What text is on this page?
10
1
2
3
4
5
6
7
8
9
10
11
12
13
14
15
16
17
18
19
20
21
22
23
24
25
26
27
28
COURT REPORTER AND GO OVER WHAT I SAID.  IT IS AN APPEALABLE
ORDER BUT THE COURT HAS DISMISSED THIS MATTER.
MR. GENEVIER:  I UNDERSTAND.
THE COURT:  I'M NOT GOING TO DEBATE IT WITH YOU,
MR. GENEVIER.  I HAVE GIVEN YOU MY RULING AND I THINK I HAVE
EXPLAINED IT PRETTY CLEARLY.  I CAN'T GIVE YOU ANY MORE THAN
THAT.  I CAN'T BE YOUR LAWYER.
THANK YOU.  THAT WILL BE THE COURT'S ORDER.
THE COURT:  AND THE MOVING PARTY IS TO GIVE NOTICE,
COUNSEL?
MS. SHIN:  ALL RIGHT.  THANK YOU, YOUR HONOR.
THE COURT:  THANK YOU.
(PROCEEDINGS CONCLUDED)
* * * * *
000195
========================
Output the data above exactly, please, line for line.

What text is on this page?
10
1
2
3
4
5
6
7
8
9
10
11
12
13
14
15
16
17
18
19
20
21
22
23
24
25
26
27
28
COURT REPORTER AND GO OVER WHAT I SAID.  IT IS AN APPEALABLE
ORDER BUT THE COURT HAS DISMISSED THIS MATTER.
MR. GENEVIER:  I UNDERSTAND.
THE COURT:  I'M NOT GOING TO DEBATE IT WITH YOU,
MR. GENEVIER.  I HAVE GIVEN YOU MY RULING AND I THINK I HAVE
EXPLAINED IT PRETTY CLEARLY.  I CAN'T GIVE YOU ANY MORE THAN
THAT.  I CAN'T BE YOUR LAWYER.
THANK YOU.  THAT WILL BE THE COURT'S ORDER.
THE COURT:  AND THE MOVING PARTY IS TO GIVE NOTICE,
COUNSEL?
MS. SHIN:  ALL RIGHT.  THANK YOU, YOUR HONOR.
THE COURT:  THANK YOU.
(PROCEEDINGS CONCLUDED)
* * * * *
000195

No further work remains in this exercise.